→ **Dataset rows about figures**:

◇ ◇ ◇ ◇ ◇ ◇ ◇

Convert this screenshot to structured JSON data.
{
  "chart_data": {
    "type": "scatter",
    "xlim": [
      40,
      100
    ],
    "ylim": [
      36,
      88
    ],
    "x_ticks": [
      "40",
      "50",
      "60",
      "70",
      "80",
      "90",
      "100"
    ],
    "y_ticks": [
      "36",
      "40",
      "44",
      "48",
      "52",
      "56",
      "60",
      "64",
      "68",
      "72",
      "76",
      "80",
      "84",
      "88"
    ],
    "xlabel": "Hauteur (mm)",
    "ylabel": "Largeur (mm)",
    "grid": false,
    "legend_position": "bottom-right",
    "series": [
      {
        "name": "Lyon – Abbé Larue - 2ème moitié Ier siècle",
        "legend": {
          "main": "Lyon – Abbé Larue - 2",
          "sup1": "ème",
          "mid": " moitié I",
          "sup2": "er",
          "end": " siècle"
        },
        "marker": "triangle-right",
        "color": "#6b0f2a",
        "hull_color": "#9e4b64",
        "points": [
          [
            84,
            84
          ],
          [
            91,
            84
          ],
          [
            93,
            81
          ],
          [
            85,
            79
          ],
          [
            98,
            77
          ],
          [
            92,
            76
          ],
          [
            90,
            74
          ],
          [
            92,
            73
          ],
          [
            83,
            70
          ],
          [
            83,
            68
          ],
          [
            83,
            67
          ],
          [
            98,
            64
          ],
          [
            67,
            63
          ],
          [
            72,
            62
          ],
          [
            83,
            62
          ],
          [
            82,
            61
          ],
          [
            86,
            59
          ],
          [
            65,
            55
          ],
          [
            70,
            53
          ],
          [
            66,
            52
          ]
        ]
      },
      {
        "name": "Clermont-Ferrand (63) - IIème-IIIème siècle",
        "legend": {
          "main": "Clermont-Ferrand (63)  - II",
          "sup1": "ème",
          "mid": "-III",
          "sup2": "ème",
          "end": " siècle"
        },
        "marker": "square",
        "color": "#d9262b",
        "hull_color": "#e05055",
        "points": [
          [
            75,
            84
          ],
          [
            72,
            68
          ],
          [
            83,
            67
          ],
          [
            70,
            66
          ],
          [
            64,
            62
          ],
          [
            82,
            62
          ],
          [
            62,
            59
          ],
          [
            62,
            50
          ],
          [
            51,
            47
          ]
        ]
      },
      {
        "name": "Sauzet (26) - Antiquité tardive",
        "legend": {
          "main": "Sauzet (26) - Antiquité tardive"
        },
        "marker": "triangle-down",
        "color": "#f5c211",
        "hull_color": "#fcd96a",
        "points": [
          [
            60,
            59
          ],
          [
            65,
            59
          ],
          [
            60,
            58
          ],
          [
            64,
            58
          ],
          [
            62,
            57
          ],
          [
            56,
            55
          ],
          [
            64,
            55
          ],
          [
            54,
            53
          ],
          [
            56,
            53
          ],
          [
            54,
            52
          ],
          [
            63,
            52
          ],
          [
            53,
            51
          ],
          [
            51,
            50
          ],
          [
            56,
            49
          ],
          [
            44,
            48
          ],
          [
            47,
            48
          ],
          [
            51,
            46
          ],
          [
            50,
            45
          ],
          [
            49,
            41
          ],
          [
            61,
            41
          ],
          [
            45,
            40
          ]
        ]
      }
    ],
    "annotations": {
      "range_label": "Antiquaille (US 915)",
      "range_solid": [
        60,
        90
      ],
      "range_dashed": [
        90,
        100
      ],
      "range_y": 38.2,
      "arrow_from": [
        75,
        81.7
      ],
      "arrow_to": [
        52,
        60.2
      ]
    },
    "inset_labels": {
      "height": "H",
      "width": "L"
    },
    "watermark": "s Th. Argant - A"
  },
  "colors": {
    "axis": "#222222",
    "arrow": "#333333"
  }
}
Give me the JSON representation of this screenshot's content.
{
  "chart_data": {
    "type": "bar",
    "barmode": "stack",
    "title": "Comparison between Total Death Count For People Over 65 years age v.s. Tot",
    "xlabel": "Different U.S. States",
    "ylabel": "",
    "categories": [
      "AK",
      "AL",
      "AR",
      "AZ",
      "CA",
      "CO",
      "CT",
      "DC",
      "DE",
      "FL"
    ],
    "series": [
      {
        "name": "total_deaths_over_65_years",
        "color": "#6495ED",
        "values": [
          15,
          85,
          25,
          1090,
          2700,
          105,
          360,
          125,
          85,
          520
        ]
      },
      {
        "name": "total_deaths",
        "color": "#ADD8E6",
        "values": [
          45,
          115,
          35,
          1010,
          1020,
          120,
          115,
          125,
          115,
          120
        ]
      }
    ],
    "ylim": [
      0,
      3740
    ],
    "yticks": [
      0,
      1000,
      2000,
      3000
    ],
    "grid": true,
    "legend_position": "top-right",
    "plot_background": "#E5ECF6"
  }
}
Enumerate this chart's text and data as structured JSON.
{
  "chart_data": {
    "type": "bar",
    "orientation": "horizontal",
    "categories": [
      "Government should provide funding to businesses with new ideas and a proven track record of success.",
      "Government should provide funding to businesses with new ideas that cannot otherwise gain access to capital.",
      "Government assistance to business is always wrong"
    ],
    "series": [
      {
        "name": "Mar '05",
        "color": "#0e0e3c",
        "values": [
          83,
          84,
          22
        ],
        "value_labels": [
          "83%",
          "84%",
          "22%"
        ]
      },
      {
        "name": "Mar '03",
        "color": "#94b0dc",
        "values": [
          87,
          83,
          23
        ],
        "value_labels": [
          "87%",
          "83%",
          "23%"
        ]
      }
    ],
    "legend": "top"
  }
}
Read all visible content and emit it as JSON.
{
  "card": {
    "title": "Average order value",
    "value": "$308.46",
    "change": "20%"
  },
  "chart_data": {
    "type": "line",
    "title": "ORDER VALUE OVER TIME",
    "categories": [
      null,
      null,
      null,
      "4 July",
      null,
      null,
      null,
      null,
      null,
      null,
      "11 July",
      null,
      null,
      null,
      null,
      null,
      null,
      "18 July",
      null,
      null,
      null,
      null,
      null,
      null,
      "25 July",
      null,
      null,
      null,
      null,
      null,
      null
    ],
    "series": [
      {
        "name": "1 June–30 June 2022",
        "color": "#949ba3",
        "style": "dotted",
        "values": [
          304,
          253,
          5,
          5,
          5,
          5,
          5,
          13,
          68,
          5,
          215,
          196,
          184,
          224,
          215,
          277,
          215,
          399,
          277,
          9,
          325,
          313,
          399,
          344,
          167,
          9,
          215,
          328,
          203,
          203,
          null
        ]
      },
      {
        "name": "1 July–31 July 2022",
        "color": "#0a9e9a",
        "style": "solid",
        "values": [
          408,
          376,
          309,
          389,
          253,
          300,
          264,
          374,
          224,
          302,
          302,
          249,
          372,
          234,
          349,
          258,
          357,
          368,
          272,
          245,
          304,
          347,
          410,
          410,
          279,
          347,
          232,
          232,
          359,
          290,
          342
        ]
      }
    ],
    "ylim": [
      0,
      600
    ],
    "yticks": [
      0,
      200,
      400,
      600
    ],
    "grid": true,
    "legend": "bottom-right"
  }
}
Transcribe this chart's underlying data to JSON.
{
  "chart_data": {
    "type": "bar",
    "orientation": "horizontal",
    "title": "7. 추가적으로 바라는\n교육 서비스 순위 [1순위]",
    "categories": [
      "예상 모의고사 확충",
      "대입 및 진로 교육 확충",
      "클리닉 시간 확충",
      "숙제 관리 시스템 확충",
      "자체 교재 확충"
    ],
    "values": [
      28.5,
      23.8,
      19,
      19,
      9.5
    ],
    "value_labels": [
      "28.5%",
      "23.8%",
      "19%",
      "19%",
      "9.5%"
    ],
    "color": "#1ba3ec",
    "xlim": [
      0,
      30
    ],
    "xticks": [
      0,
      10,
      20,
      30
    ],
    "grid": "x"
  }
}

◇ ◇ ◇ ◇ ◇ ◇ ◇

→ **What the task requires**: Reproduce only the lines running from the one that contains "Transcribe this chart's" to the last line of the records.

→ **Exercise result**:
Transcribe this chart's underlying data to JSON.
{
  "chart_data": {
    "type": "bar",
    "orientation": "horizontal",
    "title": "7. 추가적으로 바라는\n교육 서비스 순위 [1순위]",
    "categories": [
      "예상 모의고사 확충",
      "대입 및 진로 교육 확충",
      "클리닉 시간 확충",
      "숙제 관리 시스템 확충",
      "자체 교재 확충"
    ],
    "values": [
      28.5,
      23.8,
      19,
      19,
      9.5
    ],
    "value_labels": [
      "28.5%",
      "23.8%",
      "19%",
      "19%",
      "9.5%"
    ],
    "color": "#1ba3ec",
    "xlim": [
      0,
      30
    ],
    "xticks": [
      0,
      10,
      20,
      30
    ],
    "grid": "x"
  }
}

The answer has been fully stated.